> _WHAT IS REQUIRED_
Find all lines in the records that include the word "spoiled", and copy them out.

<<<<

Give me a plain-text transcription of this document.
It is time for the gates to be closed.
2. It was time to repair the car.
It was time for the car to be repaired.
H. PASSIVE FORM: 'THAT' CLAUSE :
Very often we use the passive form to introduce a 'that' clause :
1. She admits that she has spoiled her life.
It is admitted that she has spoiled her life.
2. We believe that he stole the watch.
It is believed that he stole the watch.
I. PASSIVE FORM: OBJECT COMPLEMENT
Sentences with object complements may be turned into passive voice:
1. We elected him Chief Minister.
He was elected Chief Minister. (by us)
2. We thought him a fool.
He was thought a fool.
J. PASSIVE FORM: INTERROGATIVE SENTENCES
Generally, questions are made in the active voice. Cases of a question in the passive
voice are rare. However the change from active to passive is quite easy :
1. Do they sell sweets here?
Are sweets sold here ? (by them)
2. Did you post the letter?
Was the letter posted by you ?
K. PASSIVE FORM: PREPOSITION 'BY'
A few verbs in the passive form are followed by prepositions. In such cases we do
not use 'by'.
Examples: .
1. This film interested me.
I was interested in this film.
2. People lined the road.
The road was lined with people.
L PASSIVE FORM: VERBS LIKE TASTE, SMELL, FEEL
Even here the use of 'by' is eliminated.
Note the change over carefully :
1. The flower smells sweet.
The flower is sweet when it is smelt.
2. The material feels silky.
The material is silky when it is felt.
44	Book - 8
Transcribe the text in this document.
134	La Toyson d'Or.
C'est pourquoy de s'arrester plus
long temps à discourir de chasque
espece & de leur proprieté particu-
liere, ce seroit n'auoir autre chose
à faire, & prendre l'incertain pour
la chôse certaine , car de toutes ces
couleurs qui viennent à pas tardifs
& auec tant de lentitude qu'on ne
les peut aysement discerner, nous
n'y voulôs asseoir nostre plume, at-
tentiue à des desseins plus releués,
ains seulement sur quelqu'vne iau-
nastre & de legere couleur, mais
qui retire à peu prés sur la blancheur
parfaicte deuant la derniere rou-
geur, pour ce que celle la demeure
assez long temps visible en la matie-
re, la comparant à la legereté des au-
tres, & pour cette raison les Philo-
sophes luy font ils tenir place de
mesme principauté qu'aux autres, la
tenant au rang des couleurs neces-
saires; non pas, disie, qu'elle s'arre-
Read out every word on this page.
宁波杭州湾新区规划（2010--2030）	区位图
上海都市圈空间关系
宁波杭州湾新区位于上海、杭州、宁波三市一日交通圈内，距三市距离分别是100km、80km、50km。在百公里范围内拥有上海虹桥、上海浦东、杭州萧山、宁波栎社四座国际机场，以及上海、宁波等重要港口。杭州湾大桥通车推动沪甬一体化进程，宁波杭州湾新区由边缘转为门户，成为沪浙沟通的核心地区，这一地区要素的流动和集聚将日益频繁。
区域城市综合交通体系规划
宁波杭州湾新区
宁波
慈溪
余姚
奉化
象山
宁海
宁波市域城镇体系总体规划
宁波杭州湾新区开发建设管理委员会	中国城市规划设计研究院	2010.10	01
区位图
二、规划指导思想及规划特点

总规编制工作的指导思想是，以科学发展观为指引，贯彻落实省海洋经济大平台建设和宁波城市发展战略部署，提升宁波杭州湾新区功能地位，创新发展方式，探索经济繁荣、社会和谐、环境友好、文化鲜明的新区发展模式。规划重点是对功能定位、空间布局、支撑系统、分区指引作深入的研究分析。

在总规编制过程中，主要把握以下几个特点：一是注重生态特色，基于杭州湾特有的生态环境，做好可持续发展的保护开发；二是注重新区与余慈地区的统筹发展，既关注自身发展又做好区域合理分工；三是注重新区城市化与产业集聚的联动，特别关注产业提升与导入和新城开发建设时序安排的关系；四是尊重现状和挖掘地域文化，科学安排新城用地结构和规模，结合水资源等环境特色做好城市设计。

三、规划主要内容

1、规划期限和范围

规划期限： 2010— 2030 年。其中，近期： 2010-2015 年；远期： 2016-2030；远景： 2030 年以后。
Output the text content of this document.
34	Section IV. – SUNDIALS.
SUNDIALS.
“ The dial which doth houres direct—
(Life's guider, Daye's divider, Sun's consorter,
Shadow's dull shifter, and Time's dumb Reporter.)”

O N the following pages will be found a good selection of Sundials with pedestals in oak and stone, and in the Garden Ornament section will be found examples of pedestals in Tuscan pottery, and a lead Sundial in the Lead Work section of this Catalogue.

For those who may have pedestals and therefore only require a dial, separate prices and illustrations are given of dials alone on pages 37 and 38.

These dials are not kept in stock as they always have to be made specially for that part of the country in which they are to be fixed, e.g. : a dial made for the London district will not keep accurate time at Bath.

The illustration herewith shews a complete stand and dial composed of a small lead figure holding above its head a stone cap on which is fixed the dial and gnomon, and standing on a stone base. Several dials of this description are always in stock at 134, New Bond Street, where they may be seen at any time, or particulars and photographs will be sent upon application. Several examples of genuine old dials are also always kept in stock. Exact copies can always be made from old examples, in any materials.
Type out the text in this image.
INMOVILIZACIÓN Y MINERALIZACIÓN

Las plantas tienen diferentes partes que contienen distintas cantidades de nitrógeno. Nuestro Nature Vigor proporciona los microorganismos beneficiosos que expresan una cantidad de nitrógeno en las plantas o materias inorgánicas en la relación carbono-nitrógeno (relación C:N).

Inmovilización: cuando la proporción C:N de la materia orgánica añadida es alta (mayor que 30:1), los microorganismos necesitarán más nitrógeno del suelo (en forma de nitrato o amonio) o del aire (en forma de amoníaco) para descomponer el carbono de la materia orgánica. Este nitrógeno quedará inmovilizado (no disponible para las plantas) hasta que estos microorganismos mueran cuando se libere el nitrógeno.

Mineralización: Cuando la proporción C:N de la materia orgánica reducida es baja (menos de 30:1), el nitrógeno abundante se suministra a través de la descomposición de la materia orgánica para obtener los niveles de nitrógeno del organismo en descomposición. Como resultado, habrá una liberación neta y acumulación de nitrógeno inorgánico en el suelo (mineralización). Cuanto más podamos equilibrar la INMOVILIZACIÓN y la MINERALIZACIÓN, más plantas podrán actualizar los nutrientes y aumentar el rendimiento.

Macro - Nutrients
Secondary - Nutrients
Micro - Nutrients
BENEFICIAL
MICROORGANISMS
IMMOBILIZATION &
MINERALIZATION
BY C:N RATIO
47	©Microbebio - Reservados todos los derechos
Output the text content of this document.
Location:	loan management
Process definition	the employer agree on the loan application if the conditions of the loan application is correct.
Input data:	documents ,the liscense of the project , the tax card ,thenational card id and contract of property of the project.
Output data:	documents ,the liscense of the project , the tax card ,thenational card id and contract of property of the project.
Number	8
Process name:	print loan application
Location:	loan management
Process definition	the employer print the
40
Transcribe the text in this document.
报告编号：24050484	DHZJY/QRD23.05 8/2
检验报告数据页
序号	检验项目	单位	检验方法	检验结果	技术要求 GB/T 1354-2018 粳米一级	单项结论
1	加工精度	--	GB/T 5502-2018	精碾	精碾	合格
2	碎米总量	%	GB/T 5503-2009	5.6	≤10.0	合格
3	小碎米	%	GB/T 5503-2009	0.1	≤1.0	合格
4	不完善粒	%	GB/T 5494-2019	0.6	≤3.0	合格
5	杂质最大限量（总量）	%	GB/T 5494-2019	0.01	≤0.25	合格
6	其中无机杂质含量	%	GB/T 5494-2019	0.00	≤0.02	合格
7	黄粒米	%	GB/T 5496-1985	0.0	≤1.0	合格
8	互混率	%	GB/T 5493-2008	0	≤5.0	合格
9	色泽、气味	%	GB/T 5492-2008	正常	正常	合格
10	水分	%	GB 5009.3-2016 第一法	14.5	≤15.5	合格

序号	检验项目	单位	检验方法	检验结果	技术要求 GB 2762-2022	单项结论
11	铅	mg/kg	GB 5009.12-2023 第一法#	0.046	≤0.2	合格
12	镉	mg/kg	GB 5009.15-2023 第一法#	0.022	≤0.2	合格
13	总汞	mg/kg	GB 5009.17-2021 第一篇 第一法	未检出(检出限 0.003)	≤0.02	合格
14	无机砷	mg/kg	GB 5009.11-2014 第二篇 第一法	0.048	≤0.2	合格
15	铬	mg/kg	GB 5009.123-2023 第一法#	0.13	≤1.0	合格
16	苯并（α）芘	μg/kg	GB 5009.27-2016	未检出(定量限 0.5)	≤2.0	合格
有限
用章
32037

>>>>

> _WRITTEN RESPONSE_
1. She admits that she has spoiled her life.
It is admitted that she has spoiled her life.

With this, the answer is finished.